Copy out the lines in the items below word for word, from the one containing "province-borders-north: [455, 227, 543, 316]" through the one containing "temp-legend-swatch: [1659, 937, 1753, 957]", with both of those lines included.

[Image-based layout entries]
· · ·

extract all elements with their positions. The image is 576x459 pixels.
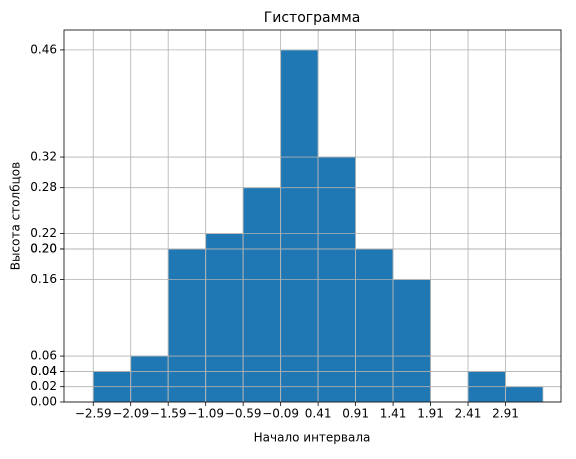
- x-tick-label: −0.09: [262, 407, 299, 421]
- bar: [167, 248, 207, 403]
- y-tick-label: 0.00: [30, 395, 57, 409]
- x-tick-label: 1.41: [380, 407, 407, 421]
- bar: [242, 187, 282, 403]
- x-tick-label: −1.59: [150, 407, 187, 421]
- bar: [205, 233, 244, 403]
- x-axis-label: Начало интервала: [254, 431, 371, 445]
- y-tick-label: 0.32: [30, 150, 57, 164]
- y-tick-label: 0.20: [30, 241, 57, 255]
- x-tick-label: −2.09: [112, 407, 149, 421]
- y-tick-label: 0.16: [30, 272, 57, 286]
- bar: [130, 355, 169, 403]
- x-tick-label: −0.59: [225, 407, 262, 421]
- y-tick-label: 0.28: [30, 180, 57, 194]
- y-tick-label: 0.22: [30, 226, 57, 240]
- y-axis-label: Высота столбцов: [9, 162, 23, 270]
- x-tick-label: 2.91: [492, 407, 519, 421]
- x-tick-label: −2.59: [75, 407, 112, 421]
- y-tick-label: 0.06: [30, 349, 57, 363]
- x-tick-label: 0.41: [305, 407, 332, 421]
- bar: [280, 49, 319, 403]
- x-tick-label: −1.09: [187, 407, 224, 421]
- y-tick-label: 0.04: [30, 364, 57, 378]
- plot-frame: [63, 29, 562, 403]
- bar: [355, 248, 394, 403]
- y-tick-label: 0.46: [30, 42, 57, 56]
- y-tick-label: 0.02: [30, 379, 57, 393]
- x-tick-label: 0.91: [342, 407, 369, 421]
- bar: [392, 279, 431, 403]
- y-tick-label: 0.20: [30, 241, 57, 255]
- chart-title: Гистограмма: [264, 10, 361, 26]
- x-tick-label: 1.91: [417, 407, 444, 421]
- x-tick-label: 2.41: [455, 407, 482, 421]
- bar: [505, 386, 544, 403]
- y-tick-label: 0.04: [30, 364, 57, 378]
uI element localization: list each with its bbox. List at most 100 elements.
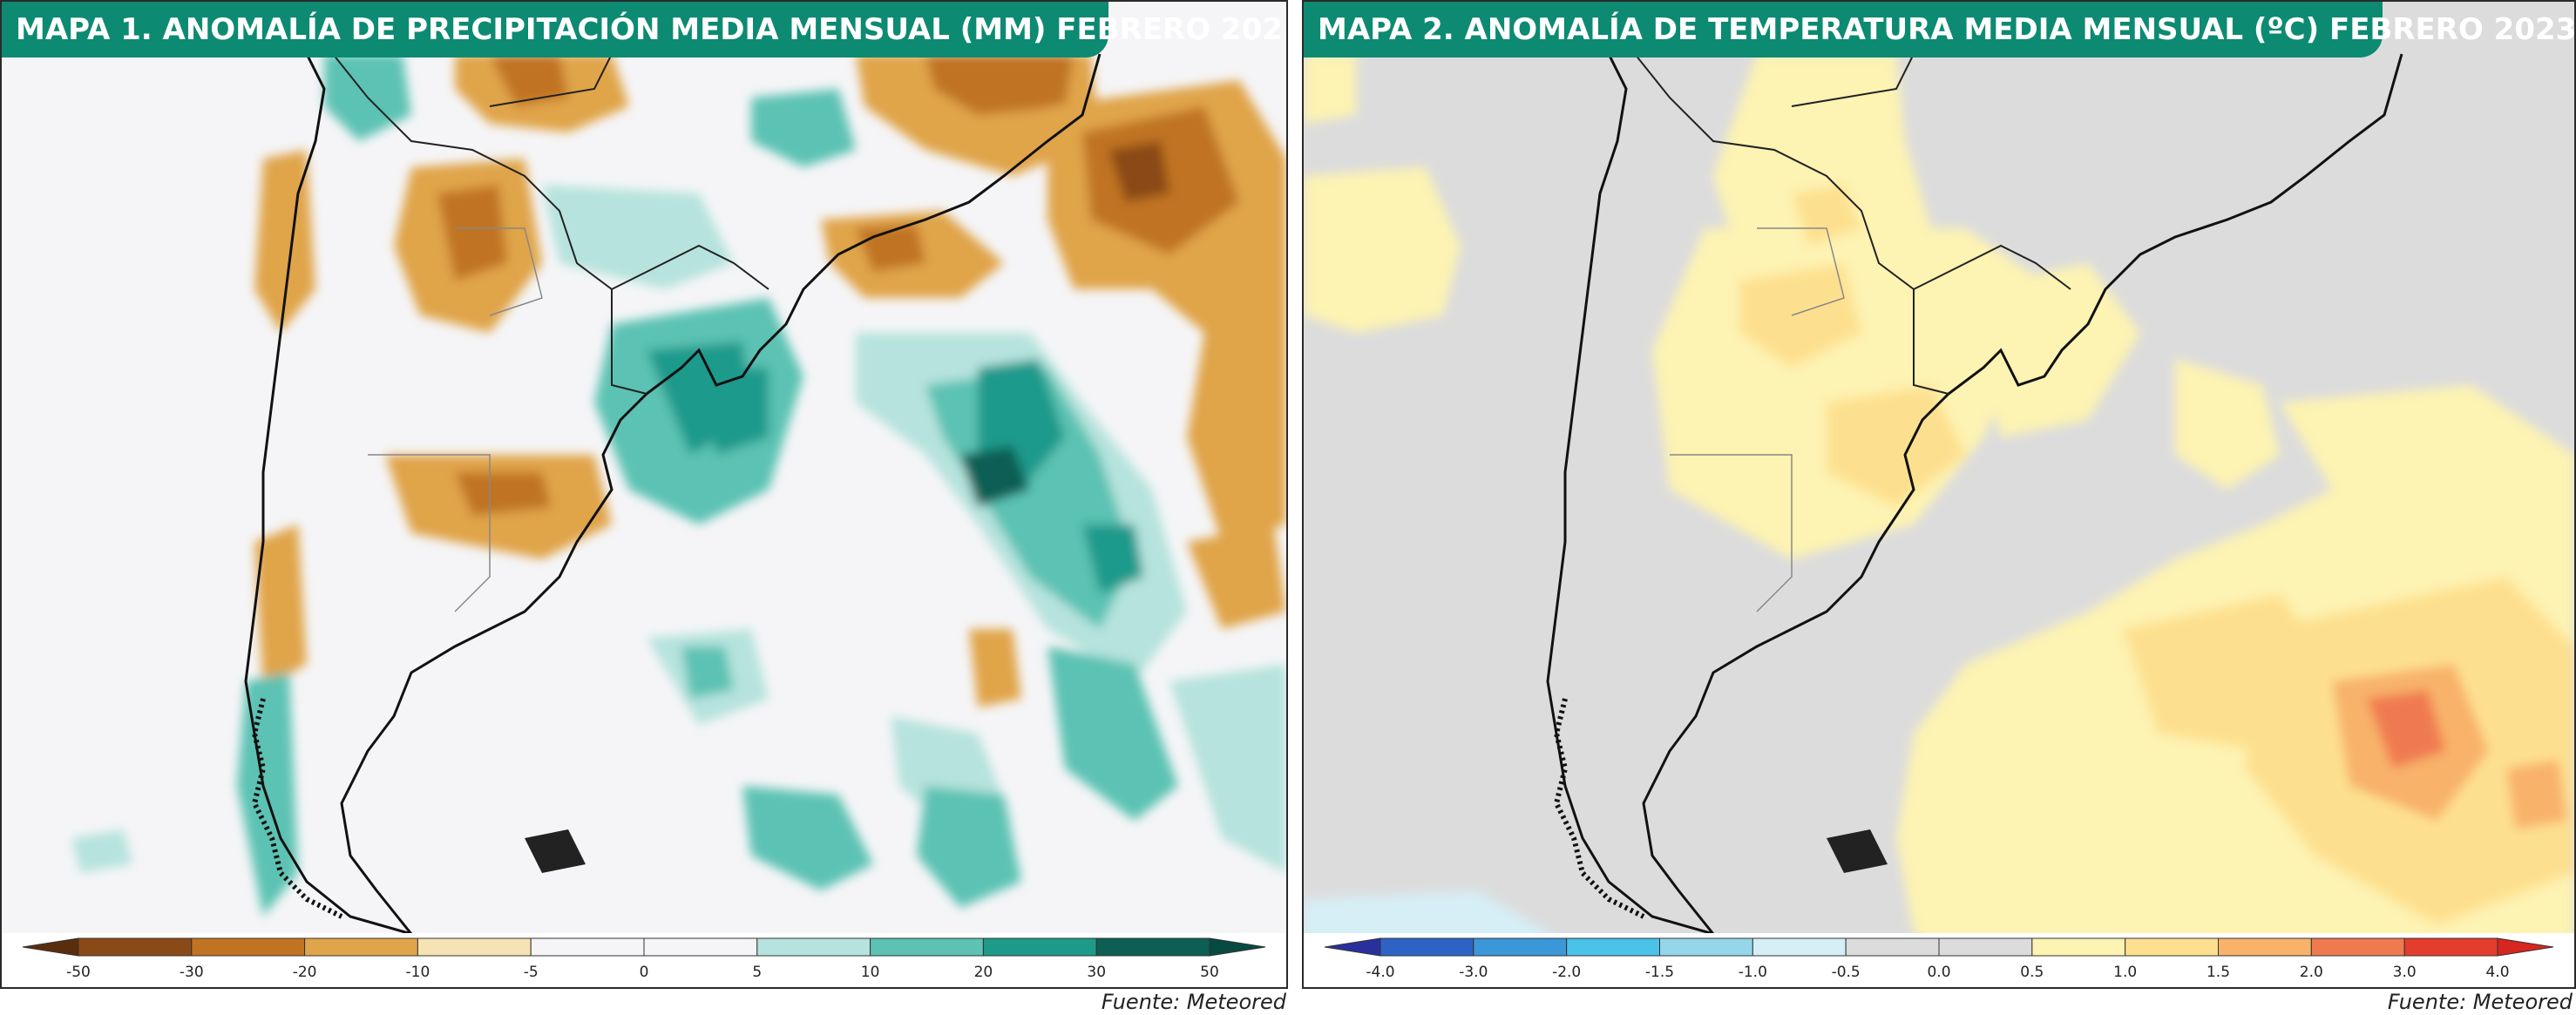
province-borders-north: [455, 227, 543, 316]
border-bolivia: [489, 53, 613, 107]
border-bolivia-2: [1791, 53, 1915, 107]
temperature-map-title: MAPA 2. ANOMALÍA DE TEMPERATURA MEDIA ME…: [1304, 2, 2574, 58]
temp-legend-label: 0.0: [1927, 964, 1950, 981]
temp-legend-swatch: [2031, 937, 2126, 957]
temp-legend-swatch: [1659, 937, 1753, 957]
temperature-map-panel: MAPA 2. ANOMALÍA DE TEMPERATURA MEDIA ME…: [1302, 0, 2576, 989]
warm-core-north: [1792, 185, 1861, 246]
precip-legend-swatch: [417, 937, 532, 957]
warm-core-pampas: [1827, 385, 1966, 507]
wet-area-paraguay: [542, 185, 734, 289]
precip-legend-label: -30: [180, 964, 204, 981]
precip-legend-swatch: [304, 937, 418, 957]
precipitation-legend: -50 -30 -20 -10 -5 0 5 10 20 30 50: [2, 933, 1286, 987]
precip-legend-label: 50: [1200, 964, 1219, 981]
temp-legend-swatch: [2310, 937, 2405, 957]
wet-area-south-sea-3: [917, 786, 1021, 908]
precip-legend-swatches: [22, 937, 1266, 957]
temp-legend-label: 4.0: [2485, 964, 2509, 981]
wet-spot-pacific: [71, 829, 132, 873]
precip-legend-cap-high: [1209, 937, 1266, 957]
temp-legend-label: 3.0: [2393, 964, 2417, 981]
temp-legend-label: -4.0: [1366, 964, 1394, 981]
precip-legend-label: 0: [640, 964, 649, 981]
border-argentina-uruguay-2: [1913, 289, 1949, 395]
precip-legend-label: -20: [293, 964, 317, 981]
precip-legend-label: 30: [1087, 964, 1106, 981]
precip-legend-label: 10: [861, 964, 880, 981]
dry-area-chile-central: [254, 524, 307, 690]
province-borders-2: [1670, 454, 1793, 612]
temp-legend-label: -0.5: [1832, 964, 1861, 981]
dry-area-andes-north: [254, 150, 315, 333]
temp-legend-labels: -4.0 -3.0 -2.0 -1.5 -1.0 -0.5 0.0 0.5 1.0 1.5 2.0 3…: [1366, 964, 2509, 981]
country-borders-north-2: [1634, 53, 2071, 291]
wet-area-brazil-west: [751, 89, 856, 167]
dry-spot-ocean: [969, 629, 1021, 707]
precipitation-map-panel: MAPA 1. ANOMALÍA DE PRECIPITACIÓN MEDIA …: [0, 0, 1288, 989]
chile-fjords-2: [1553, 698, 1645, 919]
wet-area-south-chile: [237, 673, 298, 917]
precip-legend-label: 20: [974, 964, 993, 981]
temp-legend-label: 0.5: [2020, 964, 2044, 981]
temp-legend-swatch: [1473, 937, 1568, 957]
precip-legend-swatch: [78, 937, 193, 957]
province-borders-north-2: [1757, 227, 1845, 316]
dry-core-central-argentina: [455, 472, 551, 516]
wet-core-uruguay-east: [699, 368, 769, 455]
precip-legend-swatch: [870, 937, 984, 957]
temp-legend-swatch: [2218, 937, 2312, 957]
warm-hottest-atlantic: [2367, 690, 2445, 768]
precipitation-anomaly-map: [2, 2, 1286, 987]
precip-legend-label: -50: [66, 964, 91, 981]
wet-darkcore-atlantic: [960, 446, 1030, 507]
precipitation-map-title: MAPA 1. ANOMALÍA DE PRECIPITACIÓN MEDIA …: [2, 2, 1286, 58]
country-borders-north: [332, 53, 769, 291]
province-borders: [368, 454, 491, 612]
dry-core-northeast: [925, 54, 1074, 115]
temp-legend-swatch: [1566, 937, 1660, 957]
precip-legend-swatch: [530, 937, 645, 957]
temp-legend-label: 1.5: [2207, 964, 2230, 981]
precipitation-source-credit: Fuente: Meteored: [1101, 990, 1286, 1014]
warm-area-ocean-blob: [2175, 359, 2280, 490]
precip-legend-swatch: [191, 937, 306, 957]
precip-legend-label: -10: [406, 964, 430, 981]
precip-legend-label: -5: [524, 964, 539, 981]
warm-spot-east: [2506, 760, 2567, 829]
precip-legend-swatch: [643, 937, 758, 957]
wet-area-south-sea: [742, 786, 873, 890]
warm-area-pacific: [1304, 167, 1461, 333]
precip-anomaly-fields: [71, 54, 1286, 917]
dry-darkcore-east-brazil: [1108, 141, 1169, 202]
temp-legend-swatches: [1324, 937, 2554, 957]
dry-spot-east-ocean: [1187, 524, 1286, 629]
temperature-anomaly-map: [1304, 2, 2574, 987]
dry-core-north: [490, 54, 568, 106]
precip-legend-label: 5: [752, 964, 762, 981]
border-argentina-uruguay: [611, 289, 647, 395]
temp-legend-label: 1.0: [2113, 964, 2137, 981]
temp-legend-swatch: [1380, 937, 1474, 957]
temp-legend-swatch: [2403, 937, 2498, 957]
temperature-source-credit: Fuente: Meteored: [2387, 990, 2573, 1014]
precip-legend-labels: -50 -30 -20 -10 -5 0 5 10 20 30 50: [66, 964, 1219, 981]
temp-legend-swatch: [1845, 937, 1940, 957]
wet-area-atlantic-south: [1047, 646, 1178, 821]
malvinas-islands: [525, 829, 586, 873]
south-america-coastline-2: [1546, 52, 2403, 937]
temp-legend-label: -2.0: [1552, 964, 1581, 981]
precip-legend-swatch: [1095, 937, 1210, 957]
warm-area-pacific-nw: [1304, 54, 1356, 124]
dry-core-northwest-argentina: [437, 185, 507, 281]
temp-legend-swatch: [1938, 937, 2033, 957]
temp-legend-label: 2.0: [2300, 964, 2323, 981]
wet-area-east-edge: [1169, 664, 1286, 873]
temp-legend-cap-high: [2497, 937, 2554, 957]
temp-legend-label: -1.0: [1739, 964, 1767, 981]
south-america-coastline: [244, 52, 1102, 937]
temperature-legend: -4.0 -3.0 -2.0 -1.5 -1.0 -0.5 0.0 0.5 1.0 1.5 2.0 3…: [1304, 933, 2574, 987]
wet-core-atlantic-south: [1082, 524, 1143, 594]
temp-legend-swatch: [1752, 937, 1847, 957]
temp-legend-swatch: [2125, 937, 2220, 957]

· · ·

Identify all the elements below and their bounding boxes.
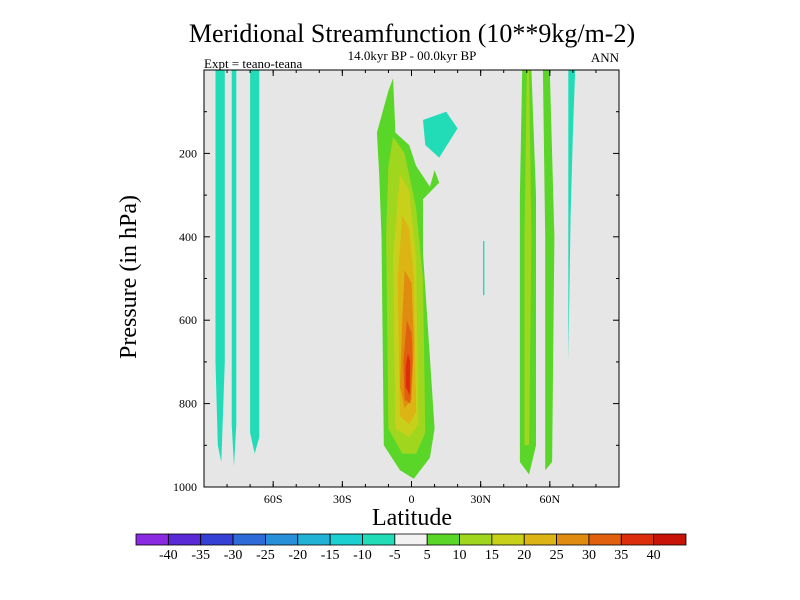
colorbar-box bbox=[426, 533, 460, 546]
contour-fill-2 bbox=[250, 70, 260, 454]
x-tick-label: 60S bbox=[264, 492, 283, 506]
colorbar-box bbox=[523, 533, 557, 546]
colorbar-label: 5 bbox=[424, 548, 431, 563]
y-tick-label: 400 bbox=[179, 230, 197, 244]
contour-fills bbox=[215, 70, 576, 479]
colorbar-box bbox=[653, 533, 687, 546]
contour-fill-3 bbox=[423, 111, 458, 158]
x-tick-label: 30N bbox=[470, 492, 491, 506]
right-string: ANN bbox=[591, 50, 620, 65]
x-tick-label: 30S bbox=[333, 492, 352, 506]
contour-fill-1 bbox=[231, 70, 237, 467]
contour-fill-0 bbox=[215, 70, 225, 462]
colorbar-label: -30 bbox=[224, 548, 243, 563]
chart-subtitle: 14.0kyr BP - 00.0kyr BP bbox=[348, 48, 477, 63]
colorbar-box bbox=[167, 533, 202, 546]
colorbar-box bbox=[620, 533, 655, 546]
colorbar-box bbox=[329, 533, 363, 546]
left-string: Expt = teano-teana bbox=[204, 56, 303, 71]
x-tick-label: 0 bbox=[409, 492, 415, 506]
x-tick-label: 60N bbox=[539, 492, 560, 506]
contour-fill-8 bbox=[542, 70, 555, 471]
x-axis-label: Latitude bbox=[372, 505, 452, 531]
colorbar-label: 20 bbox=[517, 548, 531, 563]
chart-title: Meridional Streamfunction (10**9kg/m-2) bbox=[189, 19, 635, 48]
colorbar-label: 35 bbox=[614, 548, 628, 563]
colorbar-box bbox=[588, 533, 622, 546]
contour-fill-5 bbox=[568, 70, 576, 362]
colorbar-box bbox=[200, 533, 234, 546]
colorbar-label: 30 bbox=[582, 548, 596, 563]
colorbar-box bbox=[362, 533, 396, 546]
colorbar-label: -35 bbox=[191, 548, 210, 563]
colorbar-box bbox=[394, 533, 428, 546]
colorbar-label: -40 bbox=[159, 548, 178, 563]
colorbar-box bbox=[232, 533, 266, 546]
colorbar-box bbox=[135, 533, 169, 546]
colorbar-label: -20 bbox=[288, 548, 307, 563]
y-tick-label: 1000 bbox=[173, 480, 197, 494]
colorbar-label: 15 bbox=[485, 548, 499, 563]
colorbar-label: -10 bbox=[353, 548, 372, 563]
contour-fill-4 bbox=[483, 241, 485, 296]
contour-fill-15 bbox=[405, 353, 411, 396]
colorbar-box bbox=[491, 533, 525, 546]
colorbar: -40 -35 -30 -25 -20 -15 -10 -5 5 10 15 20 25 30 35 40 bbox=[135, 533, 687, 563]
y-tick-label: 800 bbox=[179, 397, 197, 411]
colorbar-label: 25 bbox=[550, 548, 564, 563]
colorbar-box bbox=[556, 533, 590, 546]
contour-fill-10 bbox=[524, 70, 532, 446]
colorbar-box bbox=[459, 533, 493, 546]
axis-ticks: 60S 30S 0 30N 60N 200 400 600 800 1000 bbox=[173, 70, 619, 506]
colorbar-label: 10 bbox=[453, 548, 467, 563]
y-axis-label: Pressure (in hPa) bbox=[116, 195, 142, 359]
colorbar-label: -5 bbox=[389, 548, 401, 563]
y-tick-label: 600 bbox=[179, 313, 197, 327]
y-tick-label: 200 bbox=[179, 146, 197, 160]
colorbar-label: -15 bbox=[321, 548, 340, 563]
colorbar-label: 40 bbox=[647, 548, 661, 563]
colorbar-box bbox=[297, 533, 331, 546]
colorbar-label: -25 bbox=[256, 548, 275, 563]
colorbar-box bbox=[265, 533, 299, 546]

· · ·

** Reply **
province-borders-north: [455, 227, 543, 316]
border-bolivia: [489, 53, 613, 107]
border-bolivia-2: [1791, 53, 1915, 107]
temperature-map-title: MAPA 2. ANOMALÍA DE TEMPERATURA MEDIA ME…: [1304, 2, 2574, 58]
temp-legend-label: 0.0: [1927, 964, 1950, 981]
temp-legend-swatch: [2031, 937, 2126, 957]
temp-legend-swatch: [1659, 937, 1753, 957]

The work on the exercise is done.